■ Set exercise 1: Condense the paragraph that begins "Aestheticism may only have reigned" from the text on the Aesthetic Movement into a bulleted list that keeps its main facts.
■ Set exercise 2: Write the next part of the text on the Aesthetic Movement, beginning immediately after its final sentence.
>> begin Extracted text
Here's some historical information on the background of The Various Flavours of Coffee. At the bottom of the page is a link to download a Times article

How accurate is the historical background of The Various Flavours of Coffee?

The Aesthetic Movement was an odd, brief flowering of a tendency which has always been present in art. Like Gothic, Minimalism or Fantasy, it’s really a sub-genre, but one which for a short period – from the 1890's to about 1910 - somehow took over the mainstream. Although we associate it with the epigrams of Oscar Wilde and the drawings of Aubrey Beardsley, its roots are in art criticism, and in particular the ‘decadent’ writings of the Oxford don Walter Pater:

Every moment some form grows perfect in hand or face; some tone on the hills or the sea is choicer than the rest; some mood of passion or insight or intellectual excitement is irresistibly real and attractive to us - for that moment only. Not the fruit of experience, but experience itself, is the end. A counted number of pulses only is given to us of a variegated, dramatic life. How may we see in them all that is to be seen in them by the finest senses? How shall we pass most swiftly from point to point, and be present always at the focus where the greatest number of vital forces unite in their purest energy? To burn always with this hard, gemlike flame, to maintain this ecstasy, is success in life…

Aestheticism

Aestheticism may only have reigned for a couple of decades, but somehow its influence never goes away. Young writers in particular seem to go through a kind of artistic adolescence, in which they imagine themselves to be detached, sardonic flaneurs in red velvet smoking jackets. Most grow out of it. But it’s interesting to note that during the same period large groups of young women – and to a lesser extent, young men – were becoming intensely politicised, not just about suffrage but also about education, penal reform, Poor Law – women won the right to be Poor Law Guardians two decades before they won the Vote itself – as well as poverty and prostitution. The contrast between Emily’s view of the world and Robert’s would have been a familiar one to people at the time.
>> end Extracted text
>> begin Source excerpt
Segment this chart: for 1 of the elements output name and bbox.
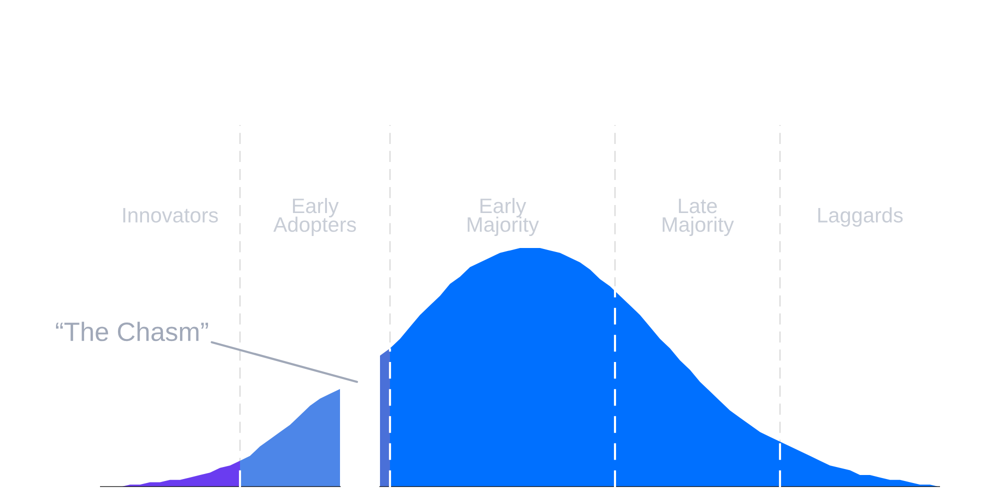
annotation: “The Chasm”: [56, 322, 208, 342]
>> end Source excerpt
■ Right answer 1:
- Aestheticism dominated for only about two decades, but its influence has never disappeared.
- Young writers often pass through a phase of imagining themselves as detached, sardonic flaneurs in red velvet smoking jackets. Most outgrow it.
- In the same period, large groups of young women, and to a lesser extent young men, became intensely politicized over suffrage, education, penal reform, the Poor Law, poverty, and prostitution.
- Women won the right to serve as Poor Law Guardians two decades before they won the vote.
- People at the time would have recognized the contrast between Emily's view of the world and Robert's.

■ Right answer 2:
Robert’s attitude to sex is also fairly typical of his period.  It was the Victorian George Dryden who wrote that,

The true and only remedy for the evils arising from abstinence is a moderate indulgence in sexual intercourse.

This was a view that was enshrined in the legal system of the time – which held, for example, that adultery by a man was not grounds for divorce, while adultery by a woman most certainly was. The Victorians were far from being prudes, but they did have a sexist attitude to sex, believing with William Acton that “a modest woman seldom desires any sexual pleasure for herself.” The inevitable consequence of this was a booming sex industry. W O’Daniel wrote:

It is said that [prostitutes] form about one-fortieth part of the entire population, in number about fifty-five thousand. Many reasons are given why this class is so large, but there can be no doubt that the chief reason is, the general state of poverty among the lower classes.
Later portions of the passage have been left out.